| Directive |
Without including any pictures, write out all the entries exactly.

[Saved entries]
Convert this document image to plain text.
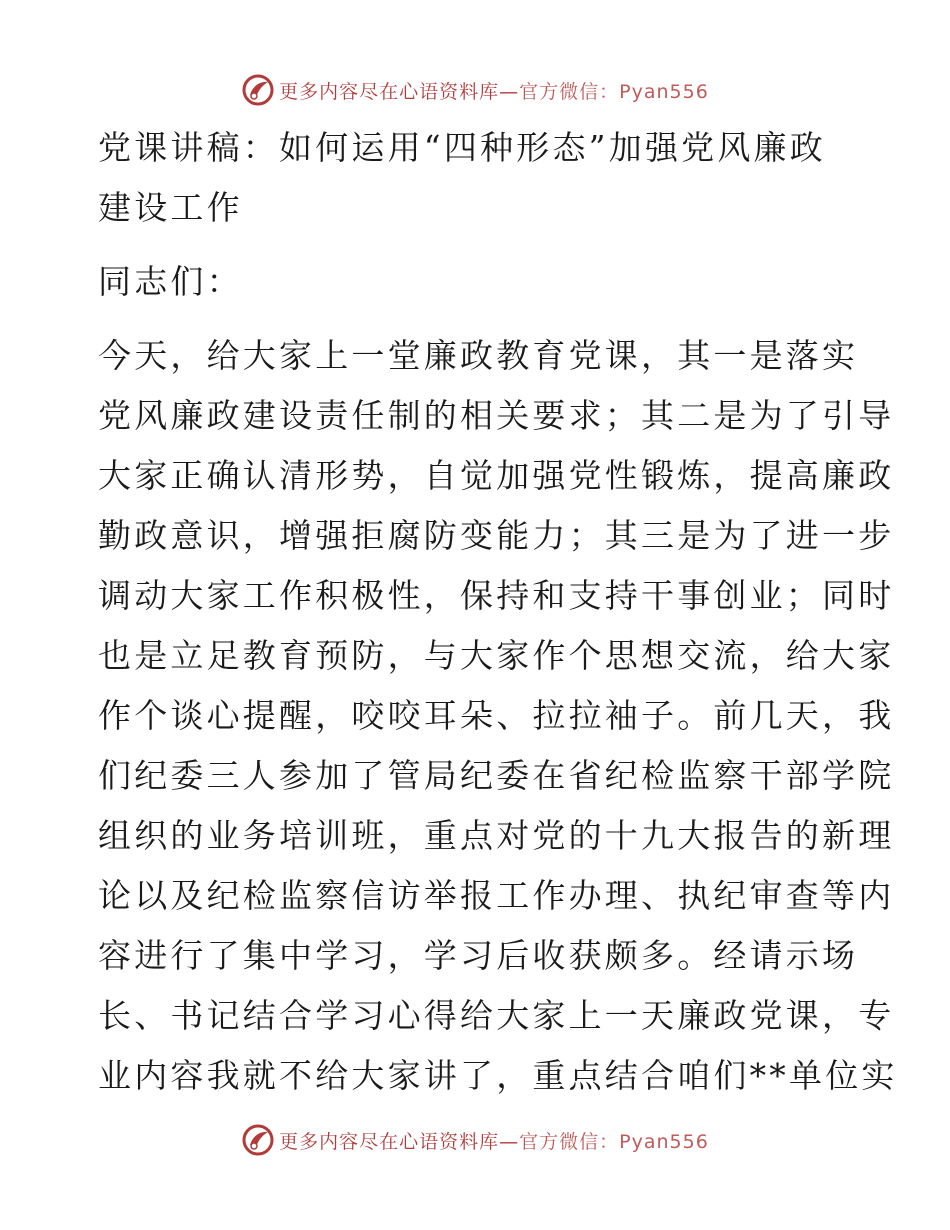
更多内容尽在心语资料库—官方微信：Pyan556
党课讲稿：如何运用“四种形态”加强党风廉政
建设工作

同志们：

今天，给大家上一堂廉政教育党课，其一是落实
党风廉政建设责任制的相关要求；其二是为了引导
大家正确认清形势，自觉加强党性锻炼，提高廉政
勤政意识，增强拒腐防变能力；其三是为了进一步
调动大家工作积极性，保持和支持干事创业；同时
也是立足教育预防，与大家作个思想交流，给大家
作个谈心提醒，咬咬耳朵、拉拉袖子。前几天，我
们纪委三人参加了管局纪委在省纪检监察干部学院
组织的业务培训班，重点对党的十九大报告的新理
论以及纪检监察信访举报工作办理、执纪审查等内
容进行了集中学习，学习后收获颇多。经请示场
长、书记结合学习心得给大家上一天廉政党课，专
业内容我就不给大家讲了，重点结合咱们**单位实
更多内容尽在心语资料库—官方微信：Pyan556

| In response |
Convert this document image to plain text.
更多内容尽在心语资料库—官方微信：Pyan556
党课讲稿：如何运用“四种形态”加强党风廉政
建设工作

同志们：

今天，给大家上一堂廉政教育党课，其一是落实
党风廉政建设责任制的相关要求；其二是为了引导
大家正确认清形势，自觉加强党性锻炼，提高廉政
勤政意识，增强拒腐防变能力；其三是为了进一步
调动大家工作积极性，保持和支持干事创业；同时
也是立足教育预防，与大家作个思想交流，给大家
作个谈心提醒，咬咬耳朵、拉拉袖子。前几天，我
们纪委三人参加了管局纪委在省纪检监察干部学院
组织的业务培训班，重点对党的十九大报告的新理
论以及纪检监察信访举报工作办理、执纪审查等内
容进行了集中学习，学习后收获颇多。经请示场
长、书记结合学习心得给大家上一天廉政党课，专
业内容我就不给大家讲了，重点结合咱们**单位实
更多内容尽在心语资料库—官方微信：Pyan556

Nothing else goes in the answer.